Challenge
Transcribe all the records with complete accuracy.
§ §
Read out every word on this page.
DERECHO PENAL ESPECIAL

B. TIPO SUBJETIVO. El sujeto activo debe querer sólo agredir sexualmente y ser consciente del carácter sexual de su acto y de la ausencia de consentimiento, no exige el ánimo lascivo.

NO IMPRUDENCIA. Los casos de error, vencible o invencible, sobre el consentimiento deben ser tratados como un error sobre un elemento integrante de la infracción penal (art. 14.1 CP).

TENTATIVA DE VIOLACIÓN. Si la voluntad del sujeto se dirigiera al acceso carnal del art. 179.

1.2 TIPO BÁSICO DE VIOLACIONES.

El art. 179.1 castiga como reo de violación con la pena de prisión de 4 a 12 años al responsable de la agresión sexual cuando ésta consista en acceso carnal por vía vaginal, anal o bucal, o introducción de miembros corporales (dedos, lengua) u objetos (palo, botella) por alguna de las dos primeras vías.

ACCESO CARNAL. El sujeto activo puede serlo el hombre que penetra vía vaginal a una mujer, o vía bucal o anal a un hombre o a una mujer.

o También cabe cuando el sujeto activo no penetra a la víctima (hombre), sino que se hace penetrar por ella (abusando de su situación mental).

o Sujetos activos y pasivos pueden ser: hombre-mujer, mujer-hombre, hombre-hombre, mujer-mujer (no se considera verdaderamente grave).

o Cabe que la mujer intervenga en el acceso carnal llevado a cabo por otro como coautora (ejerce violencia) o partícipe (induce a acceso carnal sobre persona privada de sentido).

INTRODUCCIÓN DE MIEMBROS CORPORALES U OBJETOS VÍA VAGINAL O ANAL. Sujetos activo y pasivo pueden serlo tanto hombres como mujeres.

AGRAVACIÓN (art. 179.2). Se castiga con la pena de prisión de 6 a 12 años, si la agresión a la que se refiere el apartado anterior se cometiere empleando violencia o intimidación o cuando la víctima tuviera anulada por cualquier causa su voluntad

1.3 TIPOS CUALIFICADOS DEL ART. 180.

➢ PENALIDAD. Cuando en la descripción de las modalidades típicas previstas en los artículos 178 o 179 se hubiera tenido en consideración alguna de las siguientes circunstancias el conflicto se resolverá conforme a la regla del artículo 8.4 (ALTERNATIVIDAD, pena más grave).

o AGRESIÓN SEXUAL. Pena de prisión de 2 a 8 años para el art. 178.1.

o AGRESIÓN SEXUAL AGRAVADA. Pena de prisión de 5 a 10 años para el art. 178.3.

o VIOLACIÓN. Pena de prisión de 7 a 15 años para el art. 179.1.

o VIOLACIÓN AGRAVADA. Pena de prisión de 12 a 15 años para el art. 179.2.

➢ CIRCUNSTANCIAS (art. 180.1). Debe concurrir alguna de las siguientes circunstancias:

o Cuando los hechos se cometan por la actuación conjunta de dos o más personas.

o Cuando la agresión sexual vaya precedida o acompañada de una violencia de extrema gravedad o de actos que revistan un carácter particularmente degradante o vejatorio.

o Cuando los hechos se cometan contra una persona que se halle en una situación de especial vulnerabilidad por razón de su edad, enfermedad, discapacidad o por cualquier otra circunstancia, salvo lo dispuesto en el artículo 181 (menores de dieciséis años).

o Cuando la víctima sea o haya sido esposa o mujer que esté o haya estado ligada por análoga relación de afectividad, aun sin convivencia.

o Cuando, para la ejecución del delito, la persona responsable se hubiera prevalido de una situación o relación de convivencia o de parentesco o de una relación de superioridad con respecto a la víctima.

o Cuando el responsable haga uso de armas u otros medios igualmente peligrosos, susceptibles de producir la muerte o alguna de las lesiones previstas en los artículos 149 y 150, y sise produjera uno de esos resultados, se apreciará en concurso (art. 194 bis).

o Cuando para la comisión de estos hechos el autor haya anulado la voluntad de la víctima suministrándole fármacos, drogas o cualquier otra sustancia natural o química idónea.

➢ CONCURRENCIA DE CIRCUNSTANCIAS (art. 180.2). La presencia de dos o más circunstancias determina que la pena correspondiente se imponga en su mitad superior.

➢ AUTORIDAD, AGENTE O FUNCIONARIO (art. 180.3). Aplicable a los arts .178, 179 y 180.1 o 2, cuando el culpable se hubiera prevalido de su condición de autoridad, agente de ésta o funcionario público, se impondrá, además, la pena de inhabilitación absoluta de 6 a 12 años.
§ §
Solution
Read out every word on this page.
DERECHO PENAL ESPECIAL

B. TIPO SUBJETIVO. El sujeto activo debe querer sólo agredir sexualmente y ser consciente del carácter sexual de su acto y de la ausencia de consentimiento, no exige el ánimo lascivo.

NO IMPRUDENCIA. Los casos de error, vencible o invencible, sobre el consentimiento deben ser tratados como un error sobre un elemento integrante de la infracción penal (art. 14.1 CP).

TENTATIVA DE VIOLACIÓN. Si la voluntad del sujeto se dirigiera al acceso carnal del art. 179.

1.2 TIPO BÁSICO DE VIOLACIONES.

El art. 179.1 castiga como reo de violación con la pena de prisión de 4 a 12 años al responsable de la agresión sexual cuando ésta consista en acceso carnal por vía vaginal, anal o bucal, o introducción de miembros corporales (dedos, lengua) u objetos (palo, botella) por alguna de las dos primeras vías.

ACCESO CARNAL. El sujeto activo puede serlo el hombre que penetra vía vaginal a una mujer, o vía bucal o anal a un hombre o a una mujer.

o También cabe cuando el sujeto activo no penetra a la víctima (hombre), sino que se hace penetrar por ella (abusando de su situación mental).

o Sujetos activos y pasivos pueden ser: hombre-mujer, mujer-hombre, hombre-hombre, mujer-mujer (no se considera verdaderamente grave).

o Cabe que la mujer intervenga en el acceso carnal llevado a cabo por otro como coautora (ejerce violencia) o partícipe (induce a acceso carnal sobre persona privada de sentido).

INTRODUCCIÓN DE MIEMBROS CORPORALES U OBJETOS VÍA VAGINAL O ANAL. Sujetos activo y pasivo pueden serlo tanto hombres como mujeres.

AGRAVACIÓN (art. 179.2). Se castiga con la pena de prisión de 6 a 12 años, si la agresión a la que se refiere el apartado anterior se cometiere empleando violencia o intimidación o cuando la víctima tuviera anulada por cualquier causa su voluntad

1.3 TIPOS CUALIFICADOS DEL ART. 180.

➢ PENALIDAD. Cuando en la descripción de las modalidades típicas previstas en los artículos 178 o 179 se hubiera tenido en consideración alguna de las siguientes circunstancias el conflicto se resolverá conforme a la regla del artículo 8.4 (ALTERNATIVIDAD, pena más grave).

o AGRESIÓN SEXUAL. Pena de prisión de 2 a 8 años para el art. 178.1.

o AGRESIÓN SEXUAL AGRAVADA. Pena de prisión de 5 a 10 años para el art. 178.3.

o VIOLACIÓN. Pena de prisión de 7 a 15 años para el art. 179.1.

o VIOLACIÓN AGRAVADA. Pena de prisión de 12 a 15 años para el art. 179.2.

➢ CIRCUNSTANCIAS (art. 180.1). Debe concurrir alguna de las siguientes circunstancias:

o Cuando los hechos se cometan por la actuación conjunta de dos o más personas.

o Cuando la agresión sexual vaya precedida o acompañada de una violencia de extrema gravedad o de actos que revistan un carácter particularmente degradante o vejatorio.

o Cuando los hechos se cometan contra una persona que se halle en una situación de especial vulnerabilidad por razón de su edad, enfermedad, discapacidad o por cualquier otra circunstancia, salvo lo dispuesto en el artículo 181 (menores de dieciséis años).

o Cuando la víctima sea o haya sido esposa o mujer que esté o haya estado ligada por análoga relación de afectividad, aun sin convivencia.

o Cuando, para la ejecución del delito, la persona responsable se hubiera prevalido de una situación o relación de convivencia o de parentesco o de una relación de superioridad con respecto a la víctima.

o Cuando el responsable haga uso de armas u otros medios igualmente peligrosos, susceptibles de producir la muerte o alguna de las lesiones previstas en los artículos 149 y 150, y sise produjera uno de esos resultados, se apreciará en concurso (art. 194 bis).

o Cuando para la comisión de estos hechos el autor haya anulado la voluntad de la víctima suministrándole fármacos, drogas o cualquier otra sustancia natural o química idónea.

➢ CONCURRENCIA DE CIRCUNSTANCIAS (art. 180.2). La presencia de dos o más circunstancias determina que la pena correspondiente se imponga en su mitad superior.

➢ AUTORIDAD, AGENTE O FUNCIONARIO (art. 180.3). Aplicable a los arts .178, 179 y 180.1 o 2, cuando el culpable se hubiera prevalido de su condición de autoridad, agente de ésta o funcionario público, se impondrá, además, la pena de inhabilitación absoluta de 6 a 12 años.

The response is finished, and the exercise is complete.